____ Fragmento del texto

El Rioja

El culto a la maturana tinta

La enóloga Elena Corzana, en su viñedo de maturana tinta de Navarrete

La hija del relojero de Navarrete es una auténtica guerrera. Menos mal que hizo caso omiso de algunos juicios familiares y demostró, a los de casa y los de fuera, que de aquellos depósitos iba a salir el resultado de una valentía y poderío únicos por poner esta tierra roja y su potencial vitícola en lo más alto. Elena Corzana es ingeniera agrónoma, enóloga y sumiller y hace apenas un año dio el salto a embotellar su historia y la de un pueblo de tradición vitícola.

Tuvieron que pasar varias vendimias más allá de estas fronteras, entre Montpellier, Nueva Zelanda, Australia, Sudáfrica y Chile, para que la morriña llamase a su puerta, hacer un alto en el camino y abordar una nueva aventura, esta vez desde el nido familiar. Su obsesión: devolver a Navarrete la autenticidad de un ‘terroir’ perdido con los siglos plantando cepas de maturana tinta. Una uva que fue recuperada en la DOCa Rioja en 1991 de la mano de los reconocidos Fernando Martínez de Toda y Juan Carlos Sancha y cuyo perfil genético coincide con el de la variedad francesa casi desaparecida castets.

________
____ Extractos de registros

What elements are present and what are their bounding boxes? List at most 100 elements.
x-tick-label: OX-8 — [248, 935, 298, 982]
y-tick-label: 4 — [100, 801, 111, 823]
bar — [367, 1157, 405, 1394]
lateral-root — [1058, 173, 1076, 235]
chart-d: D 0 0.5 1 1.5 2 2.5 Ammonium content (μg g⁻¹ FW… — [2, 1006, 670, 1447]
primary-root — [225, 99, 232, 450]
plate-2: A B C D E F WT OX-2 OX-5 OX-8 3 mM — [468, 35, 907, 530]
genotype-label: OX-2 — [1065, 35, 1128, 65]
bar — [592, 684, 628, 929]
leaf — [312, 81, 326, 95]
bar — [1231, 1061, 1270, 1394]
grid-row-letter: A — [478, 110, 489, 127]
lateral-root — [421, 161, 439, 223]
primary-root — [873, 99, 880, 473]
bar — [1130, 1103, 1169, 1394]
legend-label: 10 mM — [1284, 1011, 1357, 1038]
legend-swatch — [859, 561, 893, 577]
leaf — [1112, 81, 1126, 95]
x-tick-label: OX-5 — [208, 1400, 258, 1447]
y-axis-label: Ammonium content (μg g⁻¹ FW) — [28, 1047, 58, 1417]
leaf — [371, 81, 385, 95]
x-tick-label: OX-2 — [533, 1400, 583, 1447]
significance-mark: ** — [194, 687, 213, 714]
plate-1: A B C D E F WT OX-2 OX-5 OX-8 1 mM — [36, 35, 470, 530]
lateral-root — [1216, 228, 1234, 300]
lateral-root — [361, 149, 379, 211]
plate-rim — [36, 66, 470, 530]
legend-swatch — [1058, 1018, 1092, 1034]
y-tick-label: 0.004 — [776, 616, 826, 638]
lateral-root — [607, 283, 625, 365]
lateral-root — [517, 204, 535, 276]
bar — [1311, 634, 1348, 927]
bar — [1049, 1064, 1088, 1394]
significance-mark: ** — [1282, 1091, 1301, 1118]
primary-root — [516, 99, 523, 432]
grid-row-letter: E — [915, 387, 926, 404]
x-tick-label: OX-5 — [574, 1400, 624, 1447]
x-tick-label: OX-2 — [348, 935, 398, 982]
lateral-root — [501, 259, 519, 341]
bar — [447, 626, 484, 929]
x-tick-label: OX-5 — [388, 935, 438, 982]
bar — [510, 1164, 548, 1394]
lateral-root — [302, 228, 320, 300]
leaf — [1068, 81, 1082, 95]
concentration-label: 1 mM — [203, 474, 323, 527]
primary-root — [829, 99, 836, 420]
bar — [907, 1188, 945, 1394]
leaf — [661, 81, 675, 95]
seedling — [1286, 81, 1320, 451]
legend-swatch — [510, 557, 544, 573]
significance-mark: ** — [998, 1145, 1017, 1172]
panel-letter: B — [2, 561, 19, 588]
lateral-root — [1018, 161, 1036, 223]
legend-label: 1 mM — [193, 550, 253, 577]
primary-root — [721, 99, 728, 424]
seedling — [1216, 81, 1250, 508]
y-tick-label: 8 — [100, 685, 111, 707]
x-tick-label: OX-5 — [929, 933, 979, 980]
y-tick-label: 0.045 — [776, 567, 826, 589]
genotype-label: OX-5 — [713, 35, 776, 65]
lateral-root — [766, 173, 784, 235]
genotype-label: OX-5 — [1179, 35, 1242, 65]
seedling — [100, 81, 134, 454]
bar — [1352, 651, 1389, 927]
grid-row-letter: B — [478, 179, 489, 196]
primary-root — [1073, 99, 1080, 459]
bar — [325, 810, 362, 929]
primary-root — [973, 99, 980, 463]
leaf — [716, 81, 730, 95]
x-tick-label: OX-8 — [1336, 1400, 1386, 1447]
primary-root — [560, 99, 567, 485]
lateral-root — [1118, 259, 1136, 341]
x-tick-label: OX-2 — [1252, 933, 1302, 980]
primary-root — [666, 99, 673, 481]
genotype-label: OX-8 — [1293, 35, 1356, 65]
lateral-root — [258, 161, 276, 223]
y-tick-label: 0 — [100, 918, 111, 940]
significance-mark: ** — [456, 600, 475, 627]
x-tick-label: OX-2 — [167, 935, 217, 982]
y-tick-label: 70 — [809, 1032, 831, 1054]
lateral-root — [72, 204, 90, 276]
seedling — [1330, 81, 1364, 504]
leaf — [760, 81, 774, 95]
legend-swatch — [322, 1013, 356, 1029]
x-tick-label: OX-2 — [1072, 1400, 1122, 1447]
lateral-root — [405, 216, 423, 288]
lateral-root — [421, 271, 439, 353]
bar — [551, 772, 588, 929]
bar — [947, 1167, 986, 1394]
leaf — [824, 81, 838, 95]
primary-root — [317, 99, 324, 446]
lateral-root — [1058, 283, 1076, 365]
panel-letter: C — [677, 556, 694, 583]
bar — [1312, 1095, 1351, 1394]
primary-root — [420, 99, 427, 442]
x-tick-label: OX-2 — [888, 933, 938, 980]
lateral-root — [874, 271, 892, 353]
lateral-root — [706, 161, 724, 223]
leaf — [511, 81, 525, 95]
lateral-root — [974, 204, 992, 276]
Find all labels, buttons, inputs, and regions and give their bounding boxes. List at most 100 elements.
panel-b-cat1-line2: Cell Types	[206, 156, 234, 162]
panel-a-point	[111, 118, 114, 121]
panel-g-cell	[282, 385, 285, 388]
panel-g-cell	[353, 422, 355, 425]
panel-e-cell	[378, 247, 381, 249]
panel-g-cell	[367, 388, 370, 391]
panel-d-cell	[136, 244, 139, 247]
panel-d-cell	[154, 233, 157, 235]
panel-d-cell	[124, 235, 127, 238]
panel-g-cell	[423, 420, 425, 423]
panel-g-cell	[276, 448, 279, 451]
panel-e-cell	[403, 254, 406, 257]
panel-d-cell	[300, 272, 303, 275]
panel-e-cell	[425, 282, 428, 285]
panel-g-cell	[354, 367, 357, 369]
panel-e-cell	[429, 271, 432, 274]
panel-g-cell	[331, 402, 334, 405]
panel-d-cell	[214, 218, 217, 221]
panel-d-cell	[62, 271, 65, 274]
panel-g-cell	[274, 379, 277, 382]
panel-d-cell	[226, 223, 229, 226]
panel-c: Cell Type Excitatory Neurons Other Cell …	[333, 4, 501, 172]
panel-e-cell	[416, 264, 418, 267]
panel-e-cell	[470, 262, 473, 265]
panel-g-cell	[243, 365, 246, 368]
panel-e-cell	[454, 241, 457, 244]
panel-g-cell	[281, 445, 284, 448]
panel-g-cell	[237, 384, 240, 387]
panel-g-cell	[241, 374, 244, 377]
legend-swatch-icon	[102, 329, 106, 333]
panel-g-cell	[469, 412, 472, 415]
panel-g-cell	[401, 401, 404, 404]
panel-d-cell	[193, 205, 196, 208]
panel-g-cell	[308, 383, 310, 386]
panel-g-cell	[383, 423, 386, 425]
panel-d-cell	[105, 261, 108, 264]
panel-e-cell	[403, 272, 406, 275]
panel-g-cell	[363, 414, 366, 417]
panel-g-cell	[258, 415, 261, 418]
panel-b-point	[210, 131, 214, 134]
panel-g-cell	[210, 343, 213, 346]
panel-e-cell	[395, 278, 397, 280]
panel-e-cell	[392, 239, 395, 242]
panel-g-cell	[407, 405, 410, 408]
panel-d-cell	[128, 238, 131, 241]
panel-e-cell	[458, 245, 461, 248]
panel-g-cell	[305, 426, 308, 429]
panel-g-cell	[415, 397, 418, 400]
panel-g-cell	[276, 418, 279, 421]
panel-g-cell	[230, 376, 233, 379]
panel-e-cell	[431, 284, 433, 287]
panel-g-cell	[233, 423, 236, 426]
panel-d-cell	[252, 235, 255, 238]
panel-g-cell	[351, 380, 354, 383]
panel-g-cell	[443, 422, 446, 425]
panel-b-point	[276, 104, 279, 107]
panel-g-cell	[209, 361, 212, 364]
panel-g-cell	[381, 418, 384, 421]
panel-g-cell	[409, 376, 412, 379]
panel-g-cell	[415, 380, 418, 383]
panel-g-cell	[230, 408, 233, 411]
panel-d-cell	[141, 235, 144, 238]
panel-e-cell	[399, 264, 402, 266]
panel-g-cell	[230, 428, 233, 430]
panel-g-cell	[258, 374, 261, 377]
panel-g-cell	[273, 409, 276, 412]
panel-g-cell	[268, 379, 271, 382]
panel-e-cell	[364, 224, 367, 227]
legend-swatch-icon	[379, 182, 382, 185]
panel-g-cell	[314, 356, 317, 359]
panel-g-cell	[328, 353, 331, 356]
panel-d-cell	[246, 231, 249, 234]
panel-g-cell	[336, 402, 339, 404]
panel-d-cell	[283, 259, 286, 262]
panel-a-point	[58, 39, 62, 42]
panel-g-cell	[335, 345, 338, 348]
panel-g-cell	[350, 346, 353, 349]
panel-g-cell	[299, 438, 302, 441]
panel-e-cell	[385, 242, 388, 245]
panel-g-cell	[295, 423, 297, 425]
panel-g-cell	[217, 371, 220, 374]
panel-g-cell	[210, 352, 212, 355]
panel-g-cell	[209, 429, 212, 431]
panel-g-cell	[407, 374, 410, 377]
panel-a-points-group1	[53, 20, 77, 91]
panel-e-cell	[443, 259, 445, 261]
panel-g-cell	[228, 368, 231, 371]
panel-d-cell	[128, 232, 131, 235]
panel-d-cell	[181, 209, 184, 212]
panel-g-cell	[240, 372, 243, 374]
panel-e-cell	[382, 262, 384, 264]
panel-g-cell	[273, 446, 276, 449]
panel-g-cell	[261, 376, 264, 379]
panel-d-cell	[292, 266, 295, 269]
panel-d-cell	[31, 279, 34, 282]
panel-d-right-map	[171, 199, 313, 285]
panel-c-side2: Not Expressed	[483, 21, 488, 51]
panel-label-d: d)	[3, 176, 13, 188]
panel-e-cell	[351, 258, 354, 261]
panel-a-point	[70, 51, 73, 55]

________

▶ **Ejercicio propuesto 1**:
Responda según el texto sobre la maturana tinta:
(a) ¿Qué profesiones ejerce Elena Corzana?
(b) ¿En qué año se recuperó la maturana tinta en la DOCa Rioja?
(c) ¿Quiénes la recuperaron?
▶ **Ejercicio propuesto 2**: Copie de nuevo el texto sobre la maturana tinta comenzando en «El culto a la» y terminando en «de tradición vitícola.», pero cambie «Navarrete» por «Haro».

▶ **Respuesta completa 1**:
(a) Es ingeniera agrónoma, enóloga y sumiller.
(b) En 1991.
(c) Fernando Martínez de Toda y Juan Carlos Sancha.

▶ **Respuesta completa 2**:
El culto a la maturana tinta

La enóloga Elena Corzana, en su viñedo de maturana tinta de Haro

La hija del relojero de Haro es una auténtica guerrera. Menos mal que hizo caso omiso de algunos juicios familiares y demostró, a los de casa y los de fuera, que de aquellos depósitos iba a salir el resultado de una valentía y poderío únicos por poner esta tierra roja y su potencial vitícola en lo más alto. Elena Corzana es ingeniera agrónoma, enóloga y sumiller y hace apenas un año dio el salto a embotellar su historia y la de un pueblo de tradición vitícola.